→ **Instruction**
Quote every line of the data below word for word.

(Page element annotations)
────────────────

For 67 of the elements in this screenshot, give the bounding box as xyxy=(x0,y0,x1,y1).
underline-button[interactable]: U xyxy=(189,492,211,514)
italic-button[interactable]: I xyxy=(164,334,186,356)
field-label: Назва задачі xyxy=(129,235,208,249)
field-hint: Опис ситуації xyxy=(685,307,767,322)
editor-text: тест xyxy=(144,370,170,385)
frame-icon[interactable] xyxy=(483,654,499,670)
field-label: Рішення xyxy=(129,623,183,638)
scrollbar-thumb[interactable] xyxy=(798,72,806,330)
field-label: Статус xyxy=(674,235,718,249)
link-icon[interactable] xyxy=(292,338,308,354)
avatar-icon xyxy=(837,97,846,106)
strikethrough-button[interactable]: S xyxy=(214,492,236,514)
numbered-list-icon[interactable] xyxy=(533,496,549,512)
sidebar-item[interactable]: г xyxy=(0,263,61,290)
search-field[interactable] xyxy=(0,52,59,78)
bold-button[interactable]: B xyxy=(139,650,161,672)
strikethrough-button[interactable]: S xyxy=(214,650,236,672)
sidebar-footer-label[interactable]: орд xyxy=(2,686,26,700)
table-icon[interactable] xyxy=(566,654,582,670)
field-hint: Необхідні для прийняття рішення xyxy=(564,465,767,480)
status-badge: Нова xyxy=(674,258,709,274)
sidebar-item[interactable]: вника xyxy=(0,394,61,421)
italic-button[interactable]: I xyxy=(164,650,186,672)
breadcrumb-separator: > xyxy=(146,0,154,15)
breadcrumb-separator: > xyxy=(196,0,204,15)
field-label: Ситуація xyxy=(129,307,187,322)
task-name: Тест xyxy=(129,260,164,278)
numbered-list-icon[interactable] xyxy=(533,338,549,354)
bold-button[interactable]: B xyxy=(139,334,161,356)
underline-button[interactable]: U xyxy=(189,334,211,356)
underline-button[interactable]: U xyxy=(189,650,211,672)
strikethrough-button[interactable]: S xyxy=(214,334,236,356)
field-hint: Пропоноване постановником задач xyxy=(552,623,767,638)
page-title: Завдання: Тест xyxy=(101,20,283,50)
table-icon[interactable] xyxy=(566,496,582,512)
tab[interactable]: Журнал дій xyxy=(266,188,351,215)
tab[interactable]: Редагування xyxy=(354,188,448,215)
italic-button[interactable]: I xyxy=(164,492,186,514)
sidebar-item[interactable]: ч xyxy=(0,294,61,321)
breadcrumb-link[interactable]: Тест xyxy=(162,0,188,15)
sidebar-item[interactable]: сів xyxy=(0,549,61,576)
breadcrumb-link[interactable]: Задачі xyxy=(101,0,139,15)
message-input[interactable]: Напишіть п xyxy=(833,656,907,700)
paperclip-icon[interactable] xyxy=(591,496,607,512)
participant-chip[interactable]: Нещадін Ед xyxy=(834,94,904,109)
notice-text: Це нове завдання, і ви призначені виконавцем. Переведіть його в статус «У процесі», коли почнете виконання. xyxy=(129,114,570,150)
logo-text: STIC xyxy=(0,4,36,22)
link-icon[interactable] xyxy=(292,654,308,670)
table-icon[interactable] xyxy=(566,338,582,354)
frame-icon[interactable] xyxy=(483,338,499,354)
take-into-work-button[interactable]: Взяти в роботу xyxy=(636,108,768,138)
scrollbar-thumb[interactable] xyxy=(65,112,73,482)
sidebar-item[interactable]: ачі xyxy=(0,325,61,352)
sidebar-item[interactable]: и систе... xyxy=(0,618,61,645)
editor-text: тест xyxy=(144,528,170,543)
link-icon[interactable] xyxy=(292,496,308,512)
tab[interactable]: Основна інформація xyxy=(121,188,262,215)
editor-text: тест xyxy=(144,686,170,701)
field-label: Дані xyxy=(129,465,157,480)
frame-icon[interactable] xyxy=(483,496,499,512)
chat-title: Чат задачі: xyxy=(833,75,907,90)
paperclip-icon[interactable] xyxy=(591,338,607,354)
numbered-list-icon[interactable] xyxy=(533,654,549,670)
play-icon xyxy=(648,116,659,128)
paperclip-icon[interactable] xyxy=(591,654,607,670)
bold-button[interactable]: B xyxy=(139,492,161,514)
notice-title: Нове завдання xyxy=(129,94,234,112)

────────────────

→ **Result of the exercise**
For 67 of the elements in this screenshot, give the bounding box as xyxy=(x0,y0,x1,y1).
underline-button[interactable]: U xyxy=(189,492,211,514)
italic-button[interactable]: I xyxy=(164,334,186,356)
field-label: Назва задачі xyxy=(129,235,208,249)
field-hint: Опис ситуації xyxy=(685,307,767,322)
editor-text: тест xyxy=(144,370,170,385)
frame-icon[interactable] xyxy=(483,654,499,670)
field-label: Рішення xyxy=(129,623,183,638)
scrollbar-thumb[interactable] xyxy=(798,72,806,330)
field-label: Статус xyxy=(674,235,718,249)
link-icon[interactable] xyxy=(292,338,308,354)
avatar-icon xyxy=(837,97,846,106)
strikethrough-button[interactable]: S xyxy=(214,492,236,514)
numbered-list-icon[interactable] xyxy=(533,496,549,512)
sidebar-item[interactable]: г xyxy=(0,263,61,290)
search-field[interactable] xyxy=(0,52,59,78)
bold-button[interactable]: B xyxy=(139,650,161,672)
strikethrough-button[interactable]: S xyxy=(214,650,236,672)
sidebar-footer-label[interactable]: орд xyxy=(2,686,26,700)
table-icon[interactable] xyxy=(566,654,582,670)
field-hint: Необхідні для прийняття рішення xyxy=(564,465,767,480)
status-badge: Нова xyxy=(674,258,709,274)
sidebar-item[interactable]: вника xyxy=(0,394,61,421)
italic-button[interactable]: I xyxy=(164,650,186,672)
breadcrumb-separator: > xyxy=(146,0,154,15)
breadcrumb-separator: > xyxy=(196,0,204,15)
field-label: Ситуація xyxy=(129,307,187,322)
task-name: Тест xyxy=(129,260,164,278)
numbered-list-icon[interactable] xyxy=(533,338,549,354)
bold-button[interactable]: B xyxy=(139,334,161,356)
underline-button[interactable]: U xyxy=(189,334,211,356)
underline-button[interactable]: U xyxy=(189,650,211,672)
strikethrough-button[interactable]: S xyxy=(214,334,236,356)
field-hint: Пропоноване постановником задач xyxy=(552,623,767,638)
page-title: Завдання: Тест xyxy=(101,20,283,50)
table-icon[interactable] xyxy=(566,496,582,512)
tab[interactable]: Журнал дій xyxy=(266,188,351,215)
tab[interactable]: Редагування xyxy=(354,188,448,215)
italic-button[interactable]: I xyxy=(164,492,186,514)
sidebar-item[interactable]: ч xyxy=(0,294,61,321)
breadcrumb-link[interactable]: Тест xyxy=(162,0,188,15)
sidebar-item[interactable]: сів xyxy=(0,549,61,576)
breadcrumb-link[interactable]: Задачі xyxy=(101,0,139,15)
message-input[interactable]: Напишіть п xyxy=(833,656,907,700)
paperclip-icon[interactable] xyxy=(591,496,607,512)
participant-chip[interactable]: Нещадін Ед xyxy=(834,94,904,109)
notice-text: Це нове завдання, і ви призначені виконавцем. Переведіть його в статус «У процесі», коли почнете виконання. xyxy=(129,114,570,150)
logo-text: STIC xyxy=(0,4,36,22)
link-icon[interactable] xyxy=(292,654,308,670)
table-icon[interactable] xyxy=(566,338,582,354)
frame-icon[interactable] xyxy=(483,338,499,354)
take-into-work-button[interactable]: Взяти в роботу xyxy=(636,108,768,138)
scrollbar-thumb[interactable] xyxy=(65,112,73,482)
sidebar-item[interactable]: ачі xyxy=(0,325,61,352)
sidebar-item[interactable]: и систе... xyxy=(0,618,61,645)
editor-text: тест xyxy=(144,528,170,543)
link-icon[interactable] xyxy=(292,496,308,512)
tab[interactable]: Основна інформація xyxy=(121,188,262,215)
editor-text: тест xyxy=(144,686,170,701)
field-label: Дані xyxy=(129,465,157,480)
frame-icon[interactable] xyxy=(483,496,499,512)
chat-title: Чат задачі: xyxy=(833,75,907,90)
paperclip-icon[interactable] xyxy=(591,338,607,354)
numbered-list-icon[interactable] xyxy=(533,654,549,670)
play-icon xyxy=(648,116,659,128)
paperclip-icon[interactable] xyxy=(591,654,607,670)
bold-button[interactable]: B xyxy=(139,492,161,514)
notice-title: Нове завдання xyxy=(129,94,234,112)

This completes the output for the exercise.